╭──

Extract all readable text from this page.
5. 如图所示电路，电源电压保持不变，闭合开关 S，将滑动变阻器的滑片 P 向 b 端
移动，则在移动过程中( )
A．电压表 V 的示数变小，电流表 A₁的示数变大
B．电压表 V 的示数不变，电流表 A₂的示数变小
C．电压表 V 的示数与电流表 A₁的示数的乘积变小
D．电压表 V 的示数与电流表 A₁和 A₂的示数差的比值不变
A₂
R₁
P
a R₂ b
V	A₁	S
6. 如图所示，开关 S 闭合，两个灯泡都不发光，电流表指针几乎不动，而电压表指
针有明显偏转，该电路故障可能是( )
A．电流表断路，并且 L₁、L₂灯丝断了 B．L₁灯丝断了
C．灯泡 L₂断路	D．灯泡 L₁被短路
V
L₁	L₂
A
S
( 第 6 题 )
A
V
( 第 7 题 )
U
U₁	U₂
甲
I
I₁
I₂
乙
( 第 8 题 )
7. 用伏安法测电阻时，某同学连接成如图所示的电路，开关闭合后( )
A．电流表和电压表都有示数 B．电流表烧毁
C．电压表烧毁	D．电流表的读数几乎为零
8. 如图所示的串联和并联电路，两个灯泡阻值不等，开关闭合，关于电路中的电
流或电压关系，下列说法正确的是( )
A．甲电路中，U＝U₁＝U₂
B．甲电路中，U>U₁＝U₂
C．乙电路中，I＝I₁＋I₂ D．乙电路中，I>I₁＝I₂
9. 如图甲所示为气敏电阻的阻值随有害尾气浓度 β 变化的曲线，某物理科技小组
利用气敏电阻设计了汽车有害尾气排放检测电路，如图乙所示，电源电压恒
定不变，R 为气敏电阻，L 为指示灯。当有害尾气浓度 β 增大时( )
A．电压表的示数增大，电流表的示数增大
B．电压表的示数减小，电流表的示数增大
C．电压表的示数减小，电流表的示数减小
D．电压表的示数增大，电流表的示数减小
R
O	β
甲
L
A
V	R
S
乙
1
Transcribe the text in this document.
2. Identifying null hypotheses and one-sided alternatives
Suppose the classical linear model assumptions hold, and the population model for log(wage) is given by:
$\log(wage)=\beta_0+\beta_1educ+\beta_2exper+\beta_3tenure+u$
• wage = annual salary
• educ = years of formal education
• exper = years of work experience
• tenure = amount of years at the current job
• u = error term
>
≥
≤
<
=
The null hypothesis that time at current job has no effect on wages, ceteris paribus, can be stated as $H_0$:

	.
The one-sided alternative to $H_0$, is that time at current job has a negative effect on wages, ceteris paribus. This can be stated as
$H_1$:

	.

╰──

Set exercise
Identify the lines above that contain the word "null", then copy them.

Solution to the exercise
2. Identifying null hypotheses and one-sided alternatives
The null hypothesis that time at current job has no effect on wages, ceteris paribus, can be stated as $H_0$:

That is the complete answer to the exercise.